-- What you need to do --
Make a verbatim copy of the entries below; pictures stay out.

Dataset rows:
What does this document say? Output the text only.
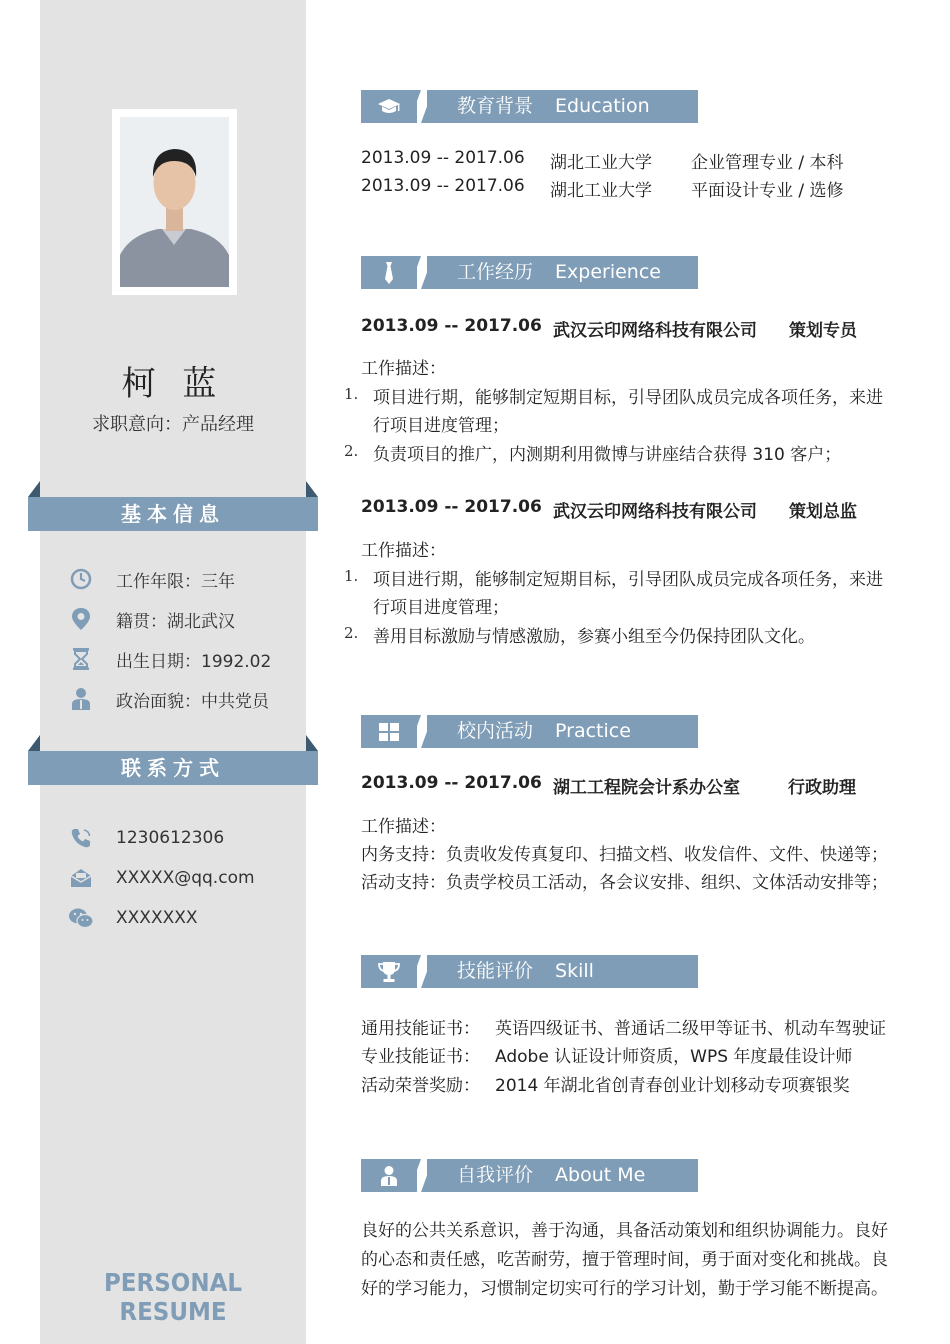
柯 蓝
求职意向：产品经理
基本信息
工作年限：三年
籍贯：湖北武汉
出生日期：1992.02
政治面貌：中共党员
联系方式
1230612306
XXXXX@qq.com
XXXXXXX
PERSONAL RESUME
教育背景 Education
2013.09 -- 2017.06 湖北工业大学 企业管理专业 / 本科
2013.09 -- 2017.06 湖北工业大学 平面设计专业 / 选修
工作经历 Experience
2013.09 -- 2017.06 武汉云印网络科技有限公司 策划专员
工作描述：
1. 项目进行期，能够制定短期目标，引导团队成员完成各项任务，来进
行项目进度管理；
2. 负责项目的推广，内测期利用微博与讲座结合获得 310 客户；
2013.09 -- 2017.06 武汉云印网络科技有限公司 策划总监
工作描述：
1. 项目进行期，能够制定短期目标，引导团队成员完成各项任务，来进
行项目进度管理；
2. 善用目标激励与情感激励，参赛小组至今仍保持团队文化。
校内活动 Practice
2013.09 -- 2017.06 湖工工程院会计系办公室	行政助理
工作描述：
内务支持：负责收发传真复印、扫描文档、收发信件、文件、快递等；
活动支持：负责学校员工活动，各会议安排、组织、文体活动安排等；
技能评价 Skill
通用技能证书： 英语四级证书、普通话二级甲等证书、机动车驾驶证
专业技能证书： Adobe 认证设计师资质，WPS 年度最佳设计师
活动荣誉奖励： 2014 年湖北省创青春创业计划移动专项赛银奖
自我评价 About Me
良好的公共关系意识，善于沟通，具备活动策划和组织协调能力。良好
的心态和责任感，吃苦耐劳，擅于管理时间，勇于面对变化和挑战。良
好的学习能力，习惯制定切实可行的学习计划，勤于学习能不断提高。
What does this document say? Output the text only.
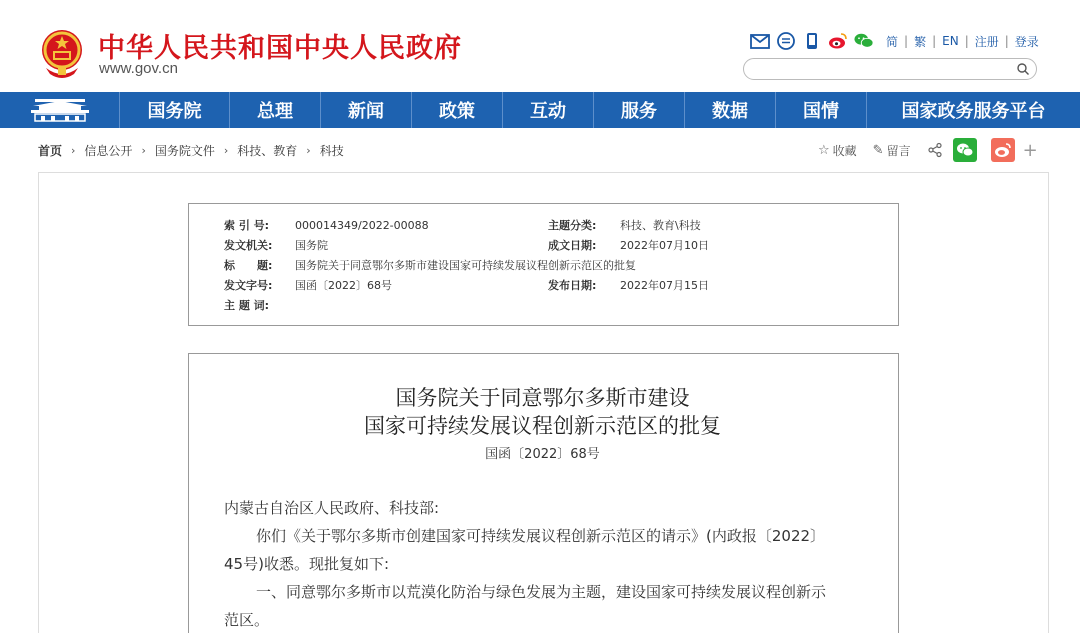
中华人民共和国中央人民政府
www.gov.cn
简 | 繁 | EN | 注册 | 登录
国务院	总理	新闻	政策	互动	服务	数据	国情	国家政务服务平台
首页 › 信息公开 › 国务院文件 › 科技、教育 › 科技	☆ 收藏 ✎ 留言	+
索 引 号: 000014349/2022-00088	主题分类: 科技、教育\科技
发文机关: 国务院	成文日期: 2022年07月10日
标　　题: 国务院关于同意鄂尔多斯市建设国家可持续发展议程创新示范区的批复
发文字号: 国函〔2022〕68号	发布日期: 2022年07月15日
主 题 词:
国务院关于同意鄂尔多斯市建设
国家可持续发展议程创新示范区的批复
国函〔2022〕68号
内蒙古自治区人民政府、科技部:
你们《关于鄂尔多斯市创建国家可持续发展议程创新示范区的请示》(内政报〔2022〕
45号)收悉。现批复如下:
一、同意鄂尔多斯市以荒漠化防治与绿色发展为主题，建设国家可持续发展议程创新示
范区。
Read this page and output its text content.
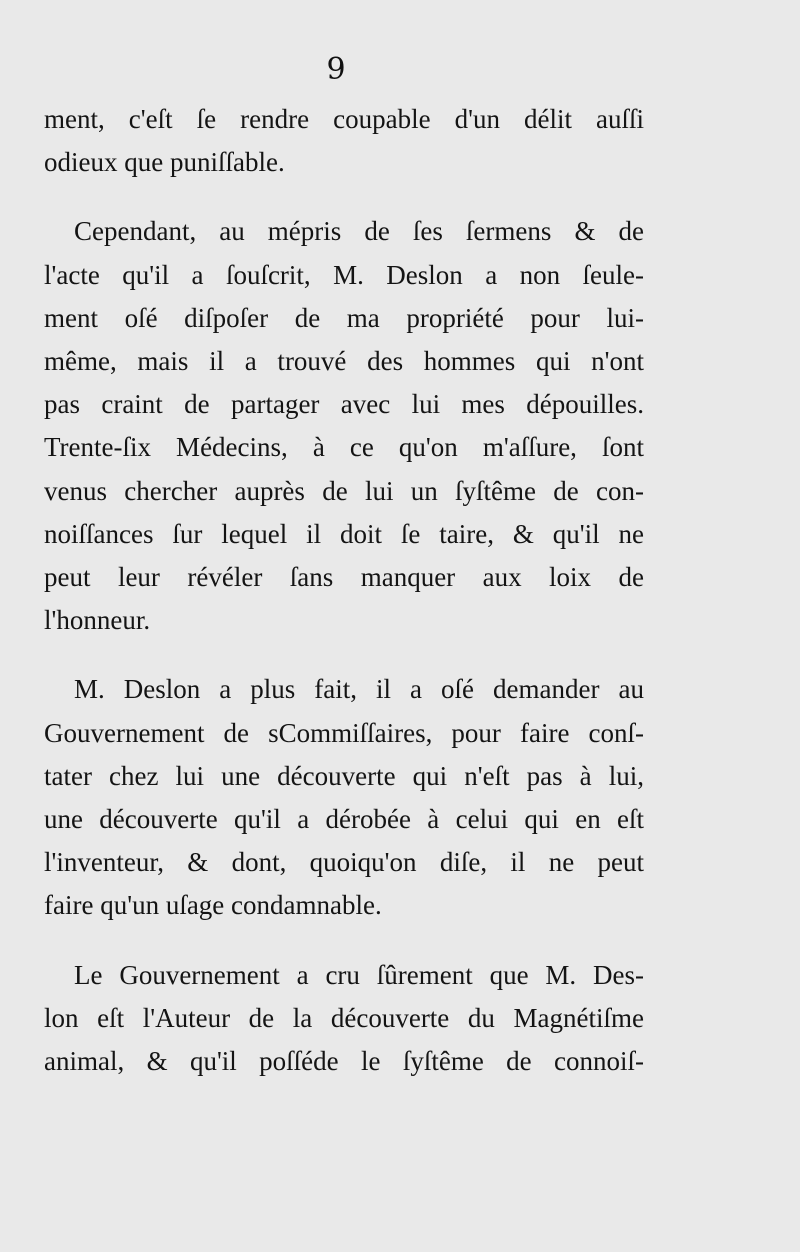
9
ment, c'eſt ſe rendre coupable d'un délit auſſi
odieux que puniſſable.
Cependant, au mépris de ſes ſermens & de
l'acte qu'il a ſouſcrit, M. Deslon a non ſeule-
ment oſé diſpoſer de ma propriété pour lui-
même, mais il a trouvé des hommes qui n'ont
pas craint de partager avec lui mes dépouilles.
Trente-ſix Médecins, à ce qu'on m'aſſure, ſont
venus chercher auprès de lui un ſyſtême de con-
noiſſances ſur lequel il doit ſe taire, & qu'il ne
peut leur révéler ſans manquer aux loix de
l'honneur.
M. Deslon a plus fait, il a oſé demander au
Gouvernement de sCommiſſaires, pour faire conſ-
tater chez lui une découverte qui n'eſt pas à lui,
une découverte qu'il a dérobée à celui qui en eſt
l'inventeur, & dont, quoiqu'on diſe, il ne peut
faire qu'un uſage condamnable.
Le Gouvernement a cru ſûrement que M. Des-
lon eſt l'Auteur de la découverte du Magnétiſme
animal, & qu'il poſſéde le ſyſtême de connoiſ-
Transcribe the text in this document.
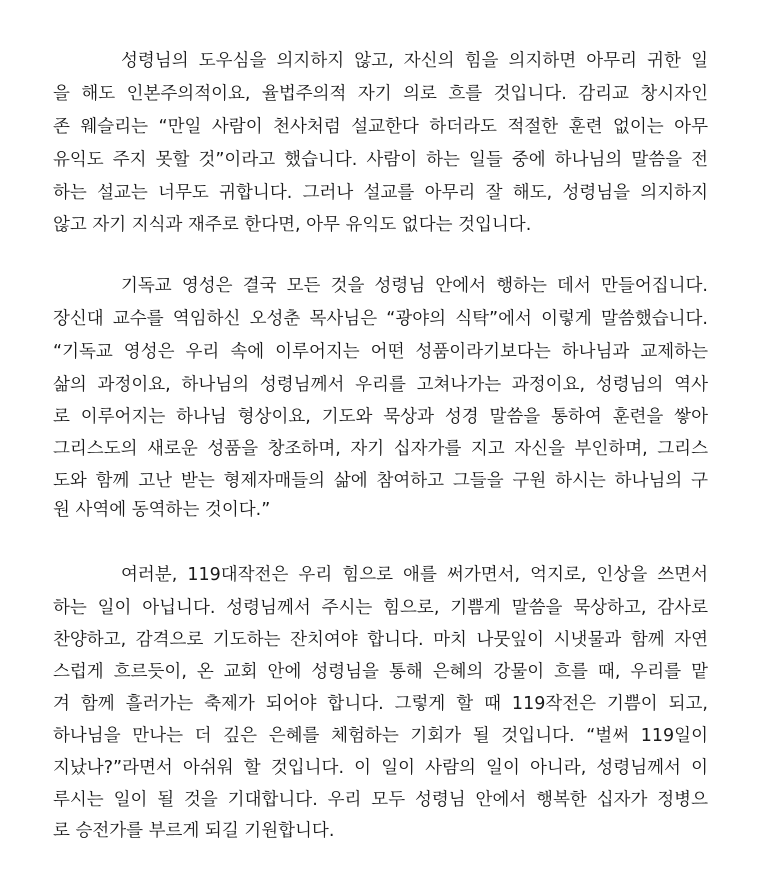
성령님의 도우심을 의지하지 않고, 자신의 힘을 의지하면 아무리 귀한 일

을 해도 인본주의적이요, 율법주의적 자기 의로 흐를 것입니다. 감리교 창시자인

존 웨슬리는 “만일 사람이 천사처럼 설교한다 하더라도 적절한 훈련 없이는 아무

유익도 주지 못할 것”이라고 했습니다. 사람이 하는 일들 중에 하나님의 말씀을 전

하는 설교는 너무도 귀합니다. 그러나 설교를 아무리 잘 해도, 성령님을 의지하지

않고 자기 지식과 재주로 한다면, 아무 유익도 없다는 것입니다.

기독교 영성은 결국 모든 것을 성령님 안에서 행하는 데서 만들어집니다.

장신대 교수를 역임하신 오성춘 목사님은 “광야의 식탁”에서 이렇게 말씀했습니다.

“기독교 영성은 우리 속에 이루어지는 어떤 성품이라기보다는 하나님과 교제하는

삶의 과정이요, 하나님의 성령님께서 우리를 고쳐나가는 과정이요, 성령님의 역사

로 이루어지는 하나님 형상이요, 기도와 묵상과 성경 말씀을 통하여 훈련을 쌓아

그리스도의 새로운 성품을 창조하며, 자기 십자가를 지고 자신을 부인하며, 그리스

도와 함께 고난 받는 형제자매들의 삶에 참여하고 그들을 구원 하시는 하나님의 구

원 사역에 동역하는 것이다.”

여러분, 119대작전은 우리 힘으로 애를 써가면서, 억지로, 인상을 쓰면서

하는 일이 아닙니다. 성령님께서 주시는 힘으로, 기쁨게 말씀을 묵상하고, 감사로

찬양하고, 감격으로 기도하는 잔치여야 합니다. 마치 나뭇잎이 시냇물과 함께 자연

스럽게 흐르듯이, 온 교회 안에 성령님을 통해 은혜의 강물이 흐를 때, 우리를 맡

겨 함께 흘러가는 축제가 되어야 합니다. 그렇게 할 때 119작전은 기쁨이 되고,

하나님을 만나는 더 깊은 은혜를 체험하는 기회가 될 것입니다. “벌써 119일이

지났나?”라면서 아쉬워 할 것입니다. 이 일이 사람의 일이 아니라, 성령님께서 이

루시는 일이 될 것을 기대합니다. 우리 모두 성령님 안에서 행복한 십자가 정병으

로 승전가를 부르게 되길 기원합니다.
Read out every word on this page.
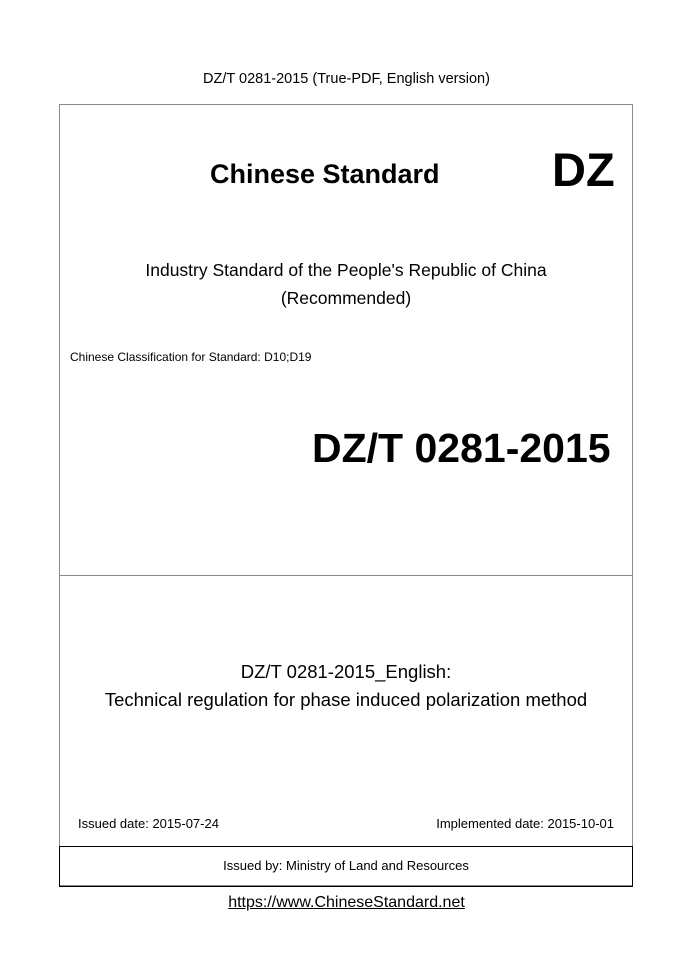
DZ/T 0281-2015 (True-PDF, English version)
Chinese Standard DZ
Industry Standard of the People's Republic of China
(Recommended)
Chinese Classification for Standard: D10;D19
DZ/T 0281-2015
DZ/T 0281-2015_English:
Technical regulation for phase induced polarization method
Issued date: 2015-07-24	Implemented date: 2015-10-01
Issued by: Ministry of Land and Resources
https://www.ChineseStandard.net
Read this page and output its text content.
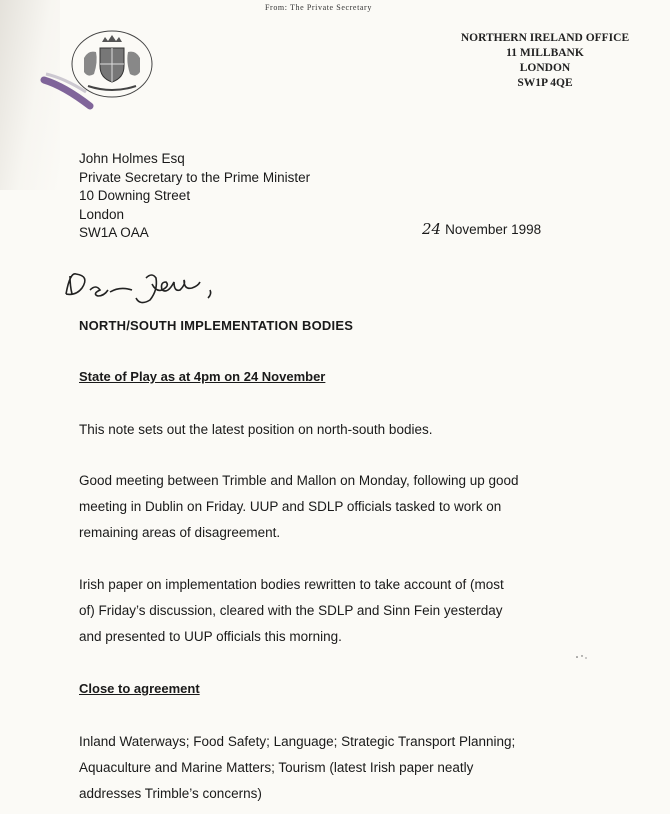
From: The Private Secretary
NORTHERN IRELAND OFFICE
11 MILLBANK
LONDON
SW1P 4QE
John Holmes Esq
Private Secretary to the Prime Minister
10 Downing Street
London
SW1A OAA	24 November 1998
NORTH/SOUTH IMPLEMENTATION BODIES
State of Play as at 4pm on 24 November
This note sets out the latest position on north-south bodies.
Good meeting between Trimble and Mallon on Monday, following up good
meeting in Dublin on Friday. UUP and SDLP officials tasked to work on
remaining areas of disagreement.
Irish paper on implementation bodies rewritten to take account of (most
of) Friday’s discussion, cleared with the SDLP and Sinn Fein yesterday
and presented to UUP officials this morning.
Close to agreement
Inland Waterways; Food Safety; Language; Strategic Transport Planning;
Aquaculture and Marine Matters; Tourism (latest Irish paper neatly
addresses Trimble’s concerns)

-- Complete response --
What does this document say? Output the text only.
柯 蓝
求职意向：产品经理
基本信息
工作年限：三年
籍贯：湖北武汉
出生日期：1992.02
政治面貌：中共党员
联系方式
1230612306
XXXXX@qq.com
XXXXXXX
PERSONAL RESUME
教育背景 Education
2013.09 -- 2017.06 湖北工业大学 企业管理专业 / 本科
2013.09 -- 2017.06 湖北工业大学 平面设计专业 / 选修
工作经历 Experience
2013.09 -- 2017.06 武汉云印网络科技有限公司 策划专员
工作描述：
1. 项目进行期，能够制定短期目标，引导团队成员完成各项任务，来进
行项目进度管理；
2. 负责项目的推广，内测期利用微博与讲座结合获得 310 客户；
2013.09 -- 2017.06 武汉云印网络科技有限公司 策划总监
工作描述：
1. 项目进行期，能够制定短期目标，引导团队成员完成各项任务，来进
行项目进度管理；
2. 善用目标激励与情感激励，参赛小组至今仍保持团队文化。
校内活动 Practice
2013.09 -- 2017.06 湖工工程院会计系办公室	行政助理
工作描述：
内务支持：负责收发传真复印、扫描文档、收发信件、文件、快递等；
活动支持：负责学校员工活动，各会议安排、组织、文体活动安排等；
技能评价 Skill
通用技能证书： 英语四级证书、普通话二级甲等证书、机动车驾驶证
专业技能证书： Adobe 认证设计师资质，WPS 年度最佳设计师
活动荣誉奖励： 2014 年湖北省创青春创业计划移动专项赛银奖
自我评价 About Me
良好的公共关系意识，善于沟通，具备活动策划和组织协调能力。良好
的心态和责任感，吃苦耐劳，擅于管理时间，勇于面对变化和挑战。良
好的学习能力，习惯制定切实可行的学习计划，勤于学习能不断提高。
What does this document say? Output the text only.
中华人民共和国中央人民政府
www.gov.cn
简 | 繁 | EN | 注册 | 登录
国务院	总理	新闻	政策	互动	服务	数据	国情	国家政务服务平台
首页 › 信息公开 › 国务院文件 › 科技、教育 › 科技	☆ 收藏 ✎ 留言	+
索 引 号: 000014349/2022-00088	主题分类: 科技、教育\科技
发文机关: 国务院	成文日期: 2022年07月10日
标　　题: 国务院关于同意鄂尔多斯市建设国家可持续发展议程创新示范区的批复
发文字号: 国函〔2022〕68号	发布日期: 2022年07月15日
主 题 词:
国务院关于同意鄂尔多斯市建设
国家可持续发展议程创新示范区的批复
国函〔2022〕68号
内蒙古自治区人民政府、科技部:
你们《关于鄂尔多斯市创建国家可持续发展议程创新示范区的请示》(内政报〔2022〕
45号)收悉。现批复如下:
一、同意鄂尔多斯市以荒漠化防治与绿色发展为主题，建设国家可持续发展议程创新示
范区。
Read this page and output its text content.
9
ment, c'eſt ſe rendre coupable d'un délit auſſi
odieux que puniſſable.
Cependant, au mépris de ſes ſermens & de
l'acte qu'il a ſouſcrit, M. Deslon a non ſeule-
ment oſé diſpoſer de ma propriété pour lui-
même, mais il a trouvé des hommes qui n'ont
pas craint de partager avec lui mes dépouilles.
Trente-ſix Médecins, à ce qu'on m'aſſure, ſont
venus chercher auprès de lui un ſyſtême de con-
noiſſances ſur lequel il doit ſe taire, & qu'il ne
peut leur révéler ſans manquer aux loix de
l'honneur.
M. Deslon a plus fait, il a oſé demander au
Gouvernement de sCommiſſaires, pour faire conſ-
tater chez lui une découverte qui n'eſt pas à lui,
une découverte qu'il a dérobée à celui qui en eſt
l'inventeur, & dont, quoiqu'on diſe, il ne peut
faire qu'un uſage condamnable.
Le Gouvernement a cru ſûrement que M. Des-
lon eſt l'Auteur de la découverte du Magnétiſme
animal, & qu'il poſſéde le ſyſtême de connoiſ-
Transcribe the text in this document.
성령님의 도우심을 의지하지 않고, 자신의 힘을 의지하면 아무리 귀한 일

을 해도 인본주의적이요, 율법주의적 자기 의로 흐를 것입니다. 감리교 창시자인

존 웨슬리는 “만일 사람이 천사처럼 설교한다 하더라도 적절한 훈련 없이는 아무

유익도 주지 못할 것”이라고 했습니다. 사람이 하는 일들 중에 하나님의 말씀을 전

하는 설교는 너무도 귀합니다. 그러나 설교를 아무리 잘 해도, 성령님을 의지하지

않고 자기 지식과 재주로 한다면, 아무 유익도 없다는 것입니다.

기독교 영성은 결국 모든 것을 성령님 안에서 행하는 데서 만들어집니다.

장신대 교수를 역임하신 오성춘 목사님은 “광야의 식탁”에서 이렇게 말씀했습니다.

“기독교 영성은 우리 속에 이루어지는 어떤 성품이라기보다는 하나님과 교제하는

삶의 과정이요, 하나님의 성령님께서 우리를 고쳐나가는 과정이요, 성령님의 역사

로 이루어지는 하나님 형상이요, 기도와 묵상과 성경 말씀을 통하여 훈련을 쌓아

그리스도의 새로운 성품을 창조하며, 자기 십자가를 지고 자신을 부인하며, 그리스

도와 함께 고난 받는 형제자매들의 삶에 참여하고 그들을 구원 하시는 하나님의 구

원 사역에 동역하는 것이다.”

여러분, 119대작전은 우리 힘으로 애를 써가면서, 억지로, 인상을 쓰면서

하는 일이 아닙니다. 성령님께서 주시는 힘으로, 기쁨게 말씀을 묵상하고, 감사로

찬양하고, 감격으로 기도하는 잔치여야 합니다. 마치 나뭇잎이 시냇물과 함께 자연

스럽게 흐르듯이, 온 교회 안에 성령님을 통해 은혜의 강물이 흐를 때, 우리를 맡

겨 함께 흘러가는 축제가 되어야 합니다. 그렇게 할 때 119작전은 기쁨이 되고,

하나님을 만나는 더 깊은 은혜를 체험하는 기회가 될 것입니다. “벌써 119일이

지났나?”라면서 아쉬워 할 것입니다. 이 일이 사람의 일이 아니라, 성령님께서 이

루시는 일이 될 것을 기대합니다. 우리 모두 성령님 안에서 행복한 십자가 정병으

로 승전가를 부르게 되길 기원합니다.
Read out every word on this page.
DZ/T 0281-2015 (True-PDF, English version)
Chinese Standard DZ
Industry Standard of the People's Republic of China
(Recommended)
Chinese Classification for Standard: D10;D19
DZ/T 0281-2015
DZ/T 0281-2015_English:
Technical regulation for phase induced polarization method
Issued date: 2015-07-24	Implemented date: 2015-10-01
Issued by: Ministry of Land and Resources
https://www.ChineseStandard.net
Read this page and output its text content.
From: The Private Secretary
NORTHERN IRELAND OFFICE
11 MILLBANK
LONDON
SW1P 4QE
John Holmes Esq
Private Secretary to the Prime Minister
10 Downing Street
London
SW1A OAA	24 November 1998
NORTH/SOUTH IMPLEMENTATION BODIES
State of Play as at 4pm on 24 November
This note sets out the latest position on north-south bodies.
Good meeting between Trimble and Mallon on Monday, following up good
meeting in Dublin on Friday. UUP and SDLP officials tasked to work on
remaining areas of disagreement.
Irish paper on implementation bodies rewritten to take account of (most
of) Friday’s discussion, cleared with the SDLP and Sinn Fein yesterday
and presented to UUP officials this morning.
Close to agreement
Inland Waterways; Food Safety; Language; Strategic Transport Planning;
Aquaculture and Marine Matters; Tourism (latest Irish paper neatly
addresses Trimble’s concerns)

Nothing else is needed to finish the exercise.